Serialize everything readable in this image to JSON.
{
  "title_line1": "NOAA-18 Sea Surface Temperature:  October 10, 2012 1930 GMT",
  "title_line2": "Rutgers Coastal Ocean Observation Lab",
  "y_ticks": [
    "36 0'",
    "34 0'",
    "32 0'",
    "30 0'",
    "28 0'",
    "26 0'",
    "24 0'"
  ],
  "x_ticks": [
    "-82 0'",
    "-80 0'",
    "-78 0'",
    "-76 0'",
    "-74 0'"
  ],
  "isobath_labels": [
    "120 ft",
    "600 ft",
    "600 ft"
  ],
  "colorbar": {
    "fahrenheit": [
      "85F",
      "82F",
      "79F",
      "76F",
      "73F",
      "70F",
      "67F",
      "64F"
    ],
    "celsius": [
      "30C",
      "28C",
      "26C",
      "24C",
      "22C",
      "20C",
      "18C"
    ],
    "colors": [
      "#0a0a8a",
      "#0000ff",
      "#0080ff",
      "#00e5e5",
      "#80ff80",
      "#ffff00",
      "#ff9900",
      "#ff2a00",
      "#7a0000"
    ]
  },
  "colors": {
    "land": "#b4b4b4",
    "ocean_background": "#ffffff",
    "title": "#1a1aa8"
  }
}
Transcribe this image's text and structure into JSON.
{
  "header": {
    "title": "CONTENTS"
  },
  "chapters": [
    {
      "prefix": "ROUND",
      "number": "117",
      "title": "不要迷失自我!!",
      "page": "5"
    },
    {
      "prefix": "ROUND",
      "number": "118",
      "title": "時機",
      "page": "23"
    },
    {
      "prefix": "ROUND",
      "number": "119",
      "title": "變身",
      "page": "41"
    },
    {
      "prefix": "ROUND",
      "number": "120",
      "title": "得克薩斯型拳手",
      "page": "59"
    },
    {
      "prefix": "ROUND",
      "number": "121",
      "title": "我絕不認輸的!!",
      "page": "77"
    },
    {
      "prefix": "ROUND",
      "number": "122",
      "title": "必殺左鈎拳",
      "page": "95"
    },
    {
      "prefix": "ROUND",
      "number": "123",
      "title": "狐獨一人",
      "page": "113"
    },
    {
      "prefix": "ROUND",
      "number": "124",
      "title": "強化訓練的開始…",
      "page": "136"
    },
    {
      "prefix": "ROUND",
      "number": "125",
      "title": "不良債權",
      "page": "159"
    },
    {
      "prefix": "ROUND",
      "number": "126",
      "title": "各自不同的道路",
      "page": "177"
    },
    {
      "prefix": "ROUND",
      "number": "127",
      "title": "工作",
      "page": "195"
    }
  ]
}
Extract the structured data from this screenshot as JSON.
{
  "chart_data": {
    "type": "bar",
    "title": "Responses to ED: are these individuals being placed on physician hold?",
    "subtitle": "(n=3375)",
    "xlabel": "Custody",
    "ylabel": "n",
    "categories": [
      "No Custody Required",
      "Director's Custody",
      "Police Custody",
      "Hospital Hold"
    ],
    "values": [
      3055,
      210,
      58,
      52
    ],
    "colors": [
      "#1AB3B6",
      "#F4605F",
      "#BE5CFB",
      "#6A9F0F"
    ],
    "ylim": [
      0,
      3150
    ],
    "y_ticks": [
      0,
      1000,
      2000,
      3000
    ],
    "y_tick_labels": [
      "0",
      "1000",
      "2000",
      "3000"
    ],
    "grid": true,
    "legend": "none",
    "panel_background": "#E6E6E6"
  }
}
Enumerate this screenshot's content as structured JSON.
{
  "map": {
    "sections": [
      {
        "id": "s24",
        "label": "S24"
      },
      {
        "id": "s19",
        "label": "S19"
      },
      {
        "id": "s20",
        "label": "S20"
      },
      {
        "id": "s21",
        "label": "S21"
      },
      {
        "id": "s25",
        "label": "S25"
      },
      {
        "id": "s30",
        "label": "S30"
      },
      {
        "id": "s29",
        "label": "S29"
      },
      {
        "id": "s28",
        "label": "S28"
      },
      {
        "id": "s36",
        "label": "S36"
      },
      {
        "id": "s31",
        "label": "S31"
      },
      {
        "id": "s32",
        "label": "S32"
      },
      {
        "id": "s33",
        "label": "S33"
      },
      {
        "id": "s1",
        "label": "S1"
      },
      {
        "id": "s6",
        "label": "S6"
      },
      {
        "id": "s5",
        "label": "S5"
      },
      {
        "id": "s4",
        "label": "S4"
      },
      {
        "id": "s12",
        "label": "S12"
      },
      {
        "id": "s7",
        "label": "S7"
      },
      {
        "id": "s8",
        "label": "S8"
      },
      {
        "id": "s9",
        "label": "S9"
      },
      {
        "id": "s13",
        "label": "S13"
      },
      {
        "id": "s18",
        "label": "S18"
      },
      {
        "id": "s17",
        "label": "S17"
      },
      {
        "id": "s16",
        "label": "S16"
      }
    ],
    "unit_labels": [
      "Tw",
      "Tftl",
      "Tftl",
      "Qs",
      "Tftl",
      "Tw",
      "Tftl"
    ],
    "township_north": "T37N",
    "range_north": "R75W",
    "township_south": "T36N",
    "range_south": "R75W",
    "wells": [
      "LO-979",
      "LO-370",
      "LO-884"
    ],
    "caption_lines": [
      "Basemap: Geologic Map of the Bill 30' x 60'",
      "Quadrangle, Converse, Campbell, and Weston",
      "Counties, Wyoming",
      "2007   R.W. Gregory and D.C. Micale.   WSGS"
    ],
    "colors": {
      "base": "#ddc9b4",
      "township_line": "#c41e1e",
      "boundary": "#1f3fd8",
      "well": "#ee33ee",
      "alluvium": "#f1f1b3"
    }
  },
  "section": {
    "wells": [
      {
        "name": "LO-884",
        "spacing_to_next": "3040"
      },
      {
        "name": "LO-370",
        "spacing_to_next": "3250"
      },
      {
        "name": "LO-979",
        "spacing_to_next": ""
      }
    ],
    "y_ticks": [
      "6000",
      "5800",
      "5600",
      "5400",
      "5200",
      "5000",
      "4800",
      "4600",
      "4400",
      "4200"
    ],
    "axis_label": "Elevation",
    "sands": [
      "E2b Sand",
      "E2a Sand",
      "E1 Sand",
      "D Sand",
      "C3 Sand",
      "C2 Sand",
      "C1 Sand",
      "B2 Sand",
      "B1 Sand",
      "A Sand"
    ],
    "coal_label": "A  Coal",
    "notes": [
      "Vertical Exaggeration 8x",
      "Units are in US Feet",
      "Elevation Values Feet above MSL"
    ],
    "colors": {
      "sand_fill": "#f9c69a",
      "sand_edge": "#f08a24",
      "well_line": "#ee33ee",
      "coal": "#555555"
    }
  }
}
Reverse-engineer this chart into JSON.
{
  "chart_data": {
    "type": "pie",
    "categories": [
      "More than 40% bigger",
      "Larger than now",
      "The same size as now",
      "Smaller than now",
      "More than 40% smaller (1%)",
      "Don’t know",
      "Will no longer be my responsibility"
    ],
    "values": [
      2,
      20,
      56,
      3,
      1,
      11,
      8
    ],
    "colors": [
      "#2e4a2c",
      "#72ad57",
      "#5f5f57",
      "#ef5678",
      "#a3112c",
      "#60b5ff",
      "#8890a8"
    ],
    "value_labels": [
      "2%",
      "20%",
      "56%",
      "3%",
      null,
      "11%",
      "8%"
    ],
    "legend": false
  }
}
● ● ● ●
Search the entries for "JSON" and copy out each line that has it.

# Completed task:
Serialize everything readable in this image to JSON.
Transcribe this image's text and structure into JSON.
Extract the structured data from this screenshot as JSON.
Enumerate this screenshot's content as structured JSON.
Reverse-engineer this chart into JSON.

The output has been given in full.